### EXERCISE PROMPT
Identify, in the records below, every line where the string "традиционной" appears, and copy each such line.

### EXTRACTED DATA
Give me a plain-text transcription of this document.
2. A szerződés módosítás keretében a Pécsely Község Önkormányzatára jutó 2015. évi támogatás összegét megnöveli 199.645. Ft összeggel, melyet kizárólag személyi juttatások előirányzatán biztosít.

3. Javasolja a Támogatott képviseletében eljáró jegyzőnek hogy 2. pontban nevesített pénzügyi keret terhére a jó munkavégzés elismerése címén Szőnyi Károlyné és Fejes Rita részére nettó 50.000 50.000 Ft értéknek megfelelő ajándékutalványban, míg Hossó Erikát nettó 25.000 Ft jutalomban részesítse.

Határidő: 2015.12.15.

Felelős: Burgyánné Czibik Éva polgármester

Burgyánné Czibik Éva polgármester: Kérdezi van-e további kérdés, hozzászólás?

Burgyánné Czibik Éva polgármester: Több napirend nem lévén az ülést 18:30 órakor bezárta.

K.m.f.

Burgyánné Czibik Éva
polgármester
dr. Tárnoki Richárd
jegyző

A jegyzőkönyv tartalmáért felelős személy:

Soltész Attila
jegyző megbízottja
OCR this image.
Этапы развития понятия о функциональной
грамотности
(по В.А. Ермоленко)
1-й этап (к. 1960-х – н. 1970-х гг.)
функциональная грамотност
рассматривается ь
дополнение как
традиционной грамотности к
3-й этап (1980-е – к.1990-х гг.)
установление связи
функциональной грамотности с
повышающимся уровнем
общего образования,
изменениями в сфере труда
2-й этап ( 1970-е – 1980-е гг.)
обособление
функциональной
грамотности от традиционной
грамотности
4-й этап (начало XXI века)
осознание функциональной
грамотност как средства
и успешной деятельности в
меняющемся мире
--
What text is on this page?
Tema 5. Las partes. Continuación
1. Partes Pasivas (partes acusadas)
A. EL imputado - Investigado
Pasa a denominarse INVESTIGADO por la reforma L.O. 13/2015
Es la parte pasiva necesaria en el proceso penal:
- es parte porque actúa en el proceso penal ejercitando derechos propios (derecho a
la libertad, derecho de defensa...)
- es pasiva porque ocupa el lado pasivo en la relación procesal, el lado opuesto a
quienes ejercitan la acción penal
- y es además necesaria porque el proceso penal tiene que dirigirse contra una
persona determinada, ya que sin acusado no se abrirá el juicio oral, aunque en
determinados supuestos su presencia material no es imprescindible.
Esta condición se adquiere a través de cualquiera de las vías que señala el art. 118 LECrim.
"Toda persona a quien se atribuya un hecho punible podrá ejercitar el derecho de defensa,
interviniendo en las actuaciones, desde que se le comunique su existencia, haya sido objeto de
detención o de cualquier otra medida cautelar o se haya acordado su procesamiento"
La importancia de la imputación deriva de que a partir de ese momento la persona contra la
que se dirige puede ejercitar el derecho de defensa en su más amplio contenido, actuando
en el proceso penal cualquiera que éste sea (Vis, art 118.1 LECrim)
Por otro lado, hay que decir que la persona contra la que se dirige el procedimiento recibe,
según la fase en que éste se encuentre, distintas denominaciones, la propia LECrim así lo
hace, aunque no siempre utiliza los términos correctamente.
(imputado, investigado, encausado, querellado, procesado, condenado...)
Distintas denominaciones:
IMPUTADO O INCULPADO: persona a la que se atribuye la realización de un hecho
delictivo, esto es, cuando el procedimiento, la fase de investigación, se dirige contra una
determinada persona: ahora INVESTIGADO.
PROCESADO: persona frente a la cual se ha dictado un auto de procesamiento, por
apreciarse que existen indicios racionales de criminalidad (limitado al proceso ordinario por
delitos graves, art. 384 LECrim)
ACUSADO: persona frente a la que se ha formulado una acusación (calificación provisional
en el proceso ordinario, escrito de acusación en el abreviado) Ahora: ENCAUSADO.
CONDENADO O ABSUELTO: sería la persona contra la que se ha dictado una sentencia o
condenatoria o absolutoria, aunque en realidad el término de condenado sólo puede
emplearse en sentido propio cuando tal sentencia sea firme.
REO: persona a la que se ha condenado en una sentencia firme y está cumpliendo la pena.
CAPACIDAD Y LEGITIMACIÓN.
...
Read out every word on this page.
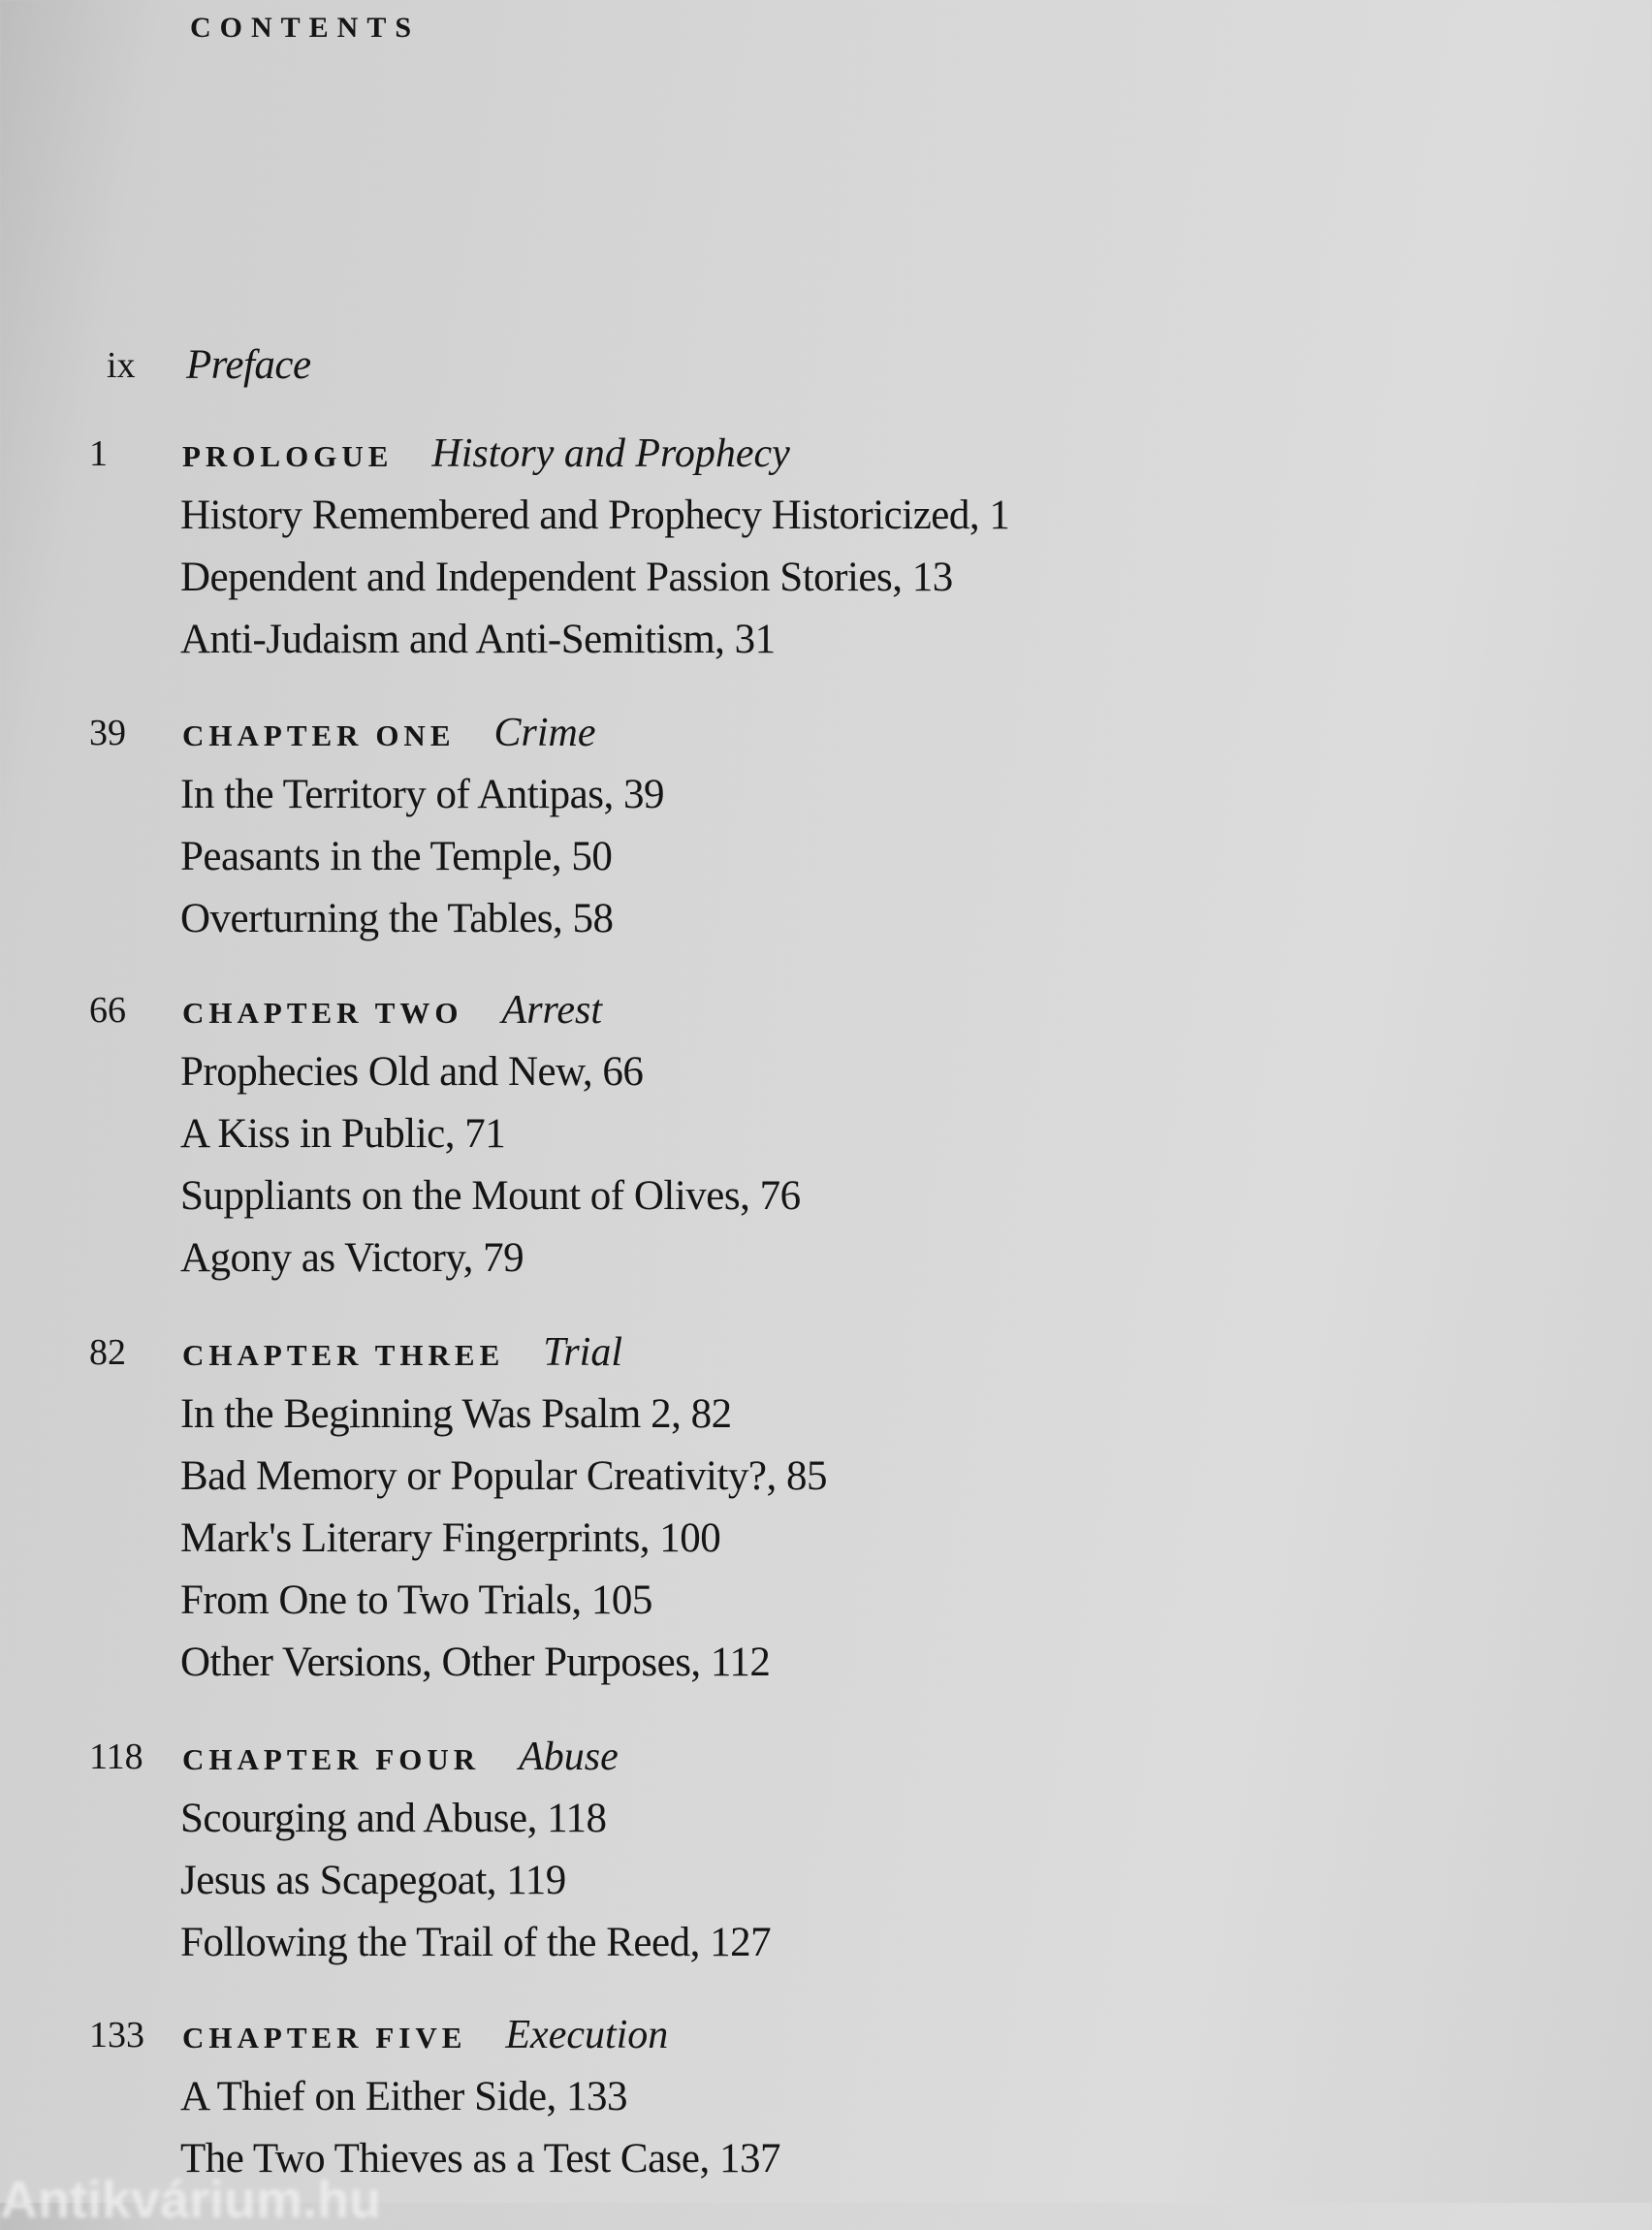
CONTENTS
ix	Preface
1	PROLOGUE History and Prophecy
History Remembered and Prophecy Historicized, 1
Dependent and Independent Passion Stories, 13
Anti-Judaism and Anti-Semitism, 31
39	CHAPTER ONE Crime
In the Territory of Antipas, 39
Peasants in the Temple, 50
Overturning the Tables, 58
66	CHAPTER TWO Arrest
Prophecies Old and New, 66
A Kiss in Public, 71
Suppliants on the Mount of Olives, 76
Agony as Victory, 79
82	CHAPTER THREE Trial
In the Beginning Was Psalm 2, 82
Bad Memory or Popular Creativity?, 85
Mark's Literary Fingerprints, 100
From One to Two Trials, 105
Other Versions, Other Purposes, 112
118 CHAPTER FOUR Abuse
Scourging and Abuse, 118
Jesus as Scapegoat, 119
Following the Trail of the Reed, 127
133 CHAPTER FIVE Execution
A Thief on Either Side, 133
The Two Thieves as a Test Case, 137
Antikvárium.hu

### FINAL ANSWER
традиционной грамотности к
грамотности от традиционной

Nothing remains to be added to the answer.